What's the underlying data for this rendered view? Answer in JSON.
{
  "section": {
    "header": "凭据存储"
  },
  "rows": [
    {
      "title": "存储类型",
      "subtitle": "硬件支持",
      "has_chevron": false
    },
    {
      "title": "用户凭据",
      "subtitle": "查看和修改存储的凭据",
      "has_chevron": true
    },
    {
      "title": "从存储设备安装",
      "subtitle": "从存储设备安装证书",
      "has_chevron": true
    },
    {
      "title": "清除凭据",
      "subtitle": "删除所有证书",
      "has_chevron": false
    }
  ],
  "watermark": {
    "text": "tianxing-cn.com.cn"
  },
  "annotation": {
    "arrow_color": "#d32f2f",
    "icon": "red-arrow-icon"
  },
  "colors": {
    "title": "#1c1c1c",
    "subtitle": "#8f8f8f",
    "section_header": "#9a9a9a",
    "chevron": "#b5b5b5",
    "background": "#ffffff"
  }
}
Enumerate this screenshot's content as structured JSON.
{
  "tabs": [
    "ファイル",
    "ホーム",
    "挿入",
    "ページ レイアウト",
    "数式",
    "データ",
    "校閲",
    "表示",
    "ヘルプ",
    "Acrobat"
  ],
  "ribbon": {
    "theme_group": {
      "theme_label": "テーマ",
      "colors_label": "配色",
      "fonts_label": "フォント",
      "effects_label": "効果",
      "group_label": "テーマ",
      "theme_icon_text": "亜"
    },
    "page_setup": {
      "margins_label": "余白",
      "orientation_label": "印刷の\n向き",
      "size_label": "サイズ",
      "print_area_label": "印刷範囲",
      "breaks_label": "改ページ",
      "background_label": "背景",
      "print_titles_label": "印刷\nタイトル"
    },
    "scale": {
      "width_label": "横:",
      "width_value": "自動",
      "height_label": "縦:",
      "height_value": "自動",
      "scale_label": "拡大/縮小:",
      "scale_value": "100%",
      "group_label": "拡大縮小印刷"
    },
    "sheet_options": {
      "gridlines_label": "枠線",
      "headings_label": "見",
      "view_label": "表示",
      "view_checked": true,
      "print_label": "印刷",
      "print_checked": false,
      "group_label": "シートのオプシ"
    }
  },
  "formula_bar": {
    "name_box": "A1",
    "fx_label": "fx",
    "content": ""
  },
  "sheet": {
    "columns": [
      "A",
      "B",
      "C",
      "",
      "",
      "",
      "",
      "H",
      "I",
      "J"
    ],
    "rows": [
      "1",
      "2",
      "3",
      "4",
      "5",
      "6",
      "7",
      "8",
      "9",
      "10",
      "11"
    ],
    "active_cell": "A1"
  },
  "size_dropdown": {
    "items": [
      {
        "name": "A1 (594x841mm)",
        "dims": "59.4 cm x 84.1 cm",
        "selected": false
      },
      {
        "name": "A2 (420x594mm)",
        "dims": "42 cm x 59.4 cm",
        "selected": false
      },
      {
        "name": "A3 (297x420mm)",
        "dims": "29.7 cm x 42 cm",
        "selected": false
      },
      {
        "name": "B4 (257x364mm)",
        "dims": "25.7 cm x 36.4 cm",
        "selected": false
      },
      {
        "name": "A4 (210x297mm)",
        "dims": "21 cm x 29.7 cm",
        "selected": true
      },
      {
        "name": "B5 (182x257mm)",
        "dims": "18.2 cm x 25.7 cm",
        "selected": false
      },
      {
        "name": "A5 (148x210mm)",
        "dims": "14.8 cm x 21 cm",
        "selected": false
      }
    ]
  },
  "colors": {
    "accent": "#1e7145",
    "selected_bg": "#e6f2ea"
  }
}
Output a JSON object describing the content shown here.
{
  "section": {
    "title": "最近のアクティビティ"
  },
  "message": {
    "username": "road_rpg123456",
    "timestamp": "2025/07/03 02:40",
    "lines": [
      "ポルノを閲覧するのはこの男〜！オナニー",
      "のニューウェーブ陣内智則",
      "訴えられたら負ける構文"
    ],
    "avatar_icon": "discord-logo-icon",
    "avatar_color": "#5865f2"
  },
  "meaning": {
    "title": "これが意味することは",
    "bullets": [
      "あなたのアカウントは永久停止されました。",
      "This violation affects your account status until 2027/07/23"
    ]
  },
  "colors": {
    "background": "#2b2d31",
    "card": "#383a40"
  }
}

• • • • •

Objective:
Give the entries again in full, exactly as they are written.

Task answer:
What's the underlying data for this rendered view? Answer in JSON.
{
  "section": {
    "header": "凭据存储"
  },
  "rows": [
    {
      "title": "存储类型",
      "subtitle": "硬件支持",
      "has_chevron": false
    },
    {
      "title": "用户凭据",
      "subtitle": "查看和修改存储的凭据",
      "has_chevron": true
    },
    {
      "title": "从存储设备安装",
      "subtitle": "从存储设备安装证书",
      "has_chevron": true
    },
    {
      "title": "清除凭据",
      "subtitle": "删除所有证书",
      "has_chevron": false
    }
  ],
  "watermark": {
    "text": "tianxing-cn.com.cn"
  },
  "annotation": {
    "arrow_color": "#d32f2f",
    "icon": "red-arrow-icon"
  },
  "colors": {
    "title": "#1c1c1c",
    "subtitle": "#8f8f8f",
    "section_header": "#9a9a9a",
    "chevron": "#b5b5b5",
    "background": "#ffffff"
  }
}
Enumerate this screenshot's content as structured JSON.
{
  "tabs": [
    "ファイル",
    "ホーム",
    "挿入",
    "ページ レイアウト",
    "数式",
    "データ",
    "校閲",
    "表示",
    "ヘルプ",
    "Acrobat"
  ],
  "ribbon": {
    "theme_group": {
      "theme_label": "テーマ",
      "colors_label": "配色",
      "fonts_label": "フォント",
      "effects_label": "効果",
      "group_label": "テーマ",
      "theme_icon_text": "亜"
    },
    "page_setup": {
      "margins_label": "余白",
      "orientation_label": "印刷の\n向き",
      "size_label": "サイズ",
      "print_area_label": "印刷範囲",
      "breaks_label": "改ページ",
      "background_label": "背景",
      "print_titles_label": "印刷\nタイトル"
    },
    "scale": {
      "width_label": "横:",
      "width_value": "自動",
      "height_label": "縦:",
      "height_value": "自動",
      "scale_label": "拡大/縮小:",
      "scale_value": "100%",
      "group_label": "拡大縮小印刷"
    },
    "sheet_options": {
      "gridlines_label": "枠線",
      "headings_label": "見",
      "view_label": "表示",
      "view_checked": true,
      "print_label": "印刷",
      "print_checked": false,
      "group_label": "シートのオプシ"
    }
  },
  "formula_bar": {
    "name_box": "A1",
    "fx_label": "fx",
    "content": ""
  },
  "sheet": {
    "columns": [
      "A",
      "B",
      "C",
      "",
      "",
      "",
      "",
      "H",
      "I",
      "J"
    ],
    "rows": [
      "1",
      "2",
      "3",
      "4",
      "5",
      "6",
      "7",
      "8",
      "9",
      "10",
      "11"
    ],
    "active_cell": "A1"
  },
  "size_dropdown": {
    "items": [
      {
        "name": "A1 (594x841mm)",
        "dims": "59.4 cm x 84.1 cm",
        "selected": false
      },
      {
        "name": "A2 (420x594mm)",
        "dims": "42 cm x 59.4 cm",
        "selected": false
      },
      {
        "name": "A3 (297x420mm)",
        "dims": "29.7 cm x 42 cm",
        "selected": false
      },
      {
        "name": "B4 (257x364mm)",
        "dims": "25.7 cm x 36.4 cm",
        "selected": false
      },
      {
        "name": "A4 (210x297mm)",
        "dims": "21 cm x 29.7 cm",
        "selected": true
      },
      {
        "name": "B5 (182x257mm)",
        "dims": "18.2 cm x 25.7 cm",
        "selected": false
      },
      {
        "name": "A5 (148x210mm)",
        "dims": "14.8 cm x 21 cm",
        "selected": false
      }
    ]
  },
  "colors": {
    "accent": "#1e7145",
    "selected_bg": "#e6f2ea"
  }
}
Output a JSON object describing the content shown here.
{
  "section": {
    "title": "最近のアクティビティ"
  },
  "message": {
    "username": "road_rpg123456",
    "timestamp": "2025/07/03 02:40",
    "lines": [
      "ポルノを閲覧するのはこの男〜！オナニー",
      "のニューウェーブ陣内智則",
      "訴えられたら負ける構文"
    ],
    "avatar_icon": "discord-logo-icon",
    "avatar_color": "#5865f2"
  },
  "meaning": {
    "title": "これが意味することは",
    "bullets": [
      "あなたのアカウントは永久停止されました。",
      "This violation affects your account status until 2027/07/23"
    ]
  },
  "colors": {
    "background": "#2b2d31",
    "card": "#383a40"
  }
}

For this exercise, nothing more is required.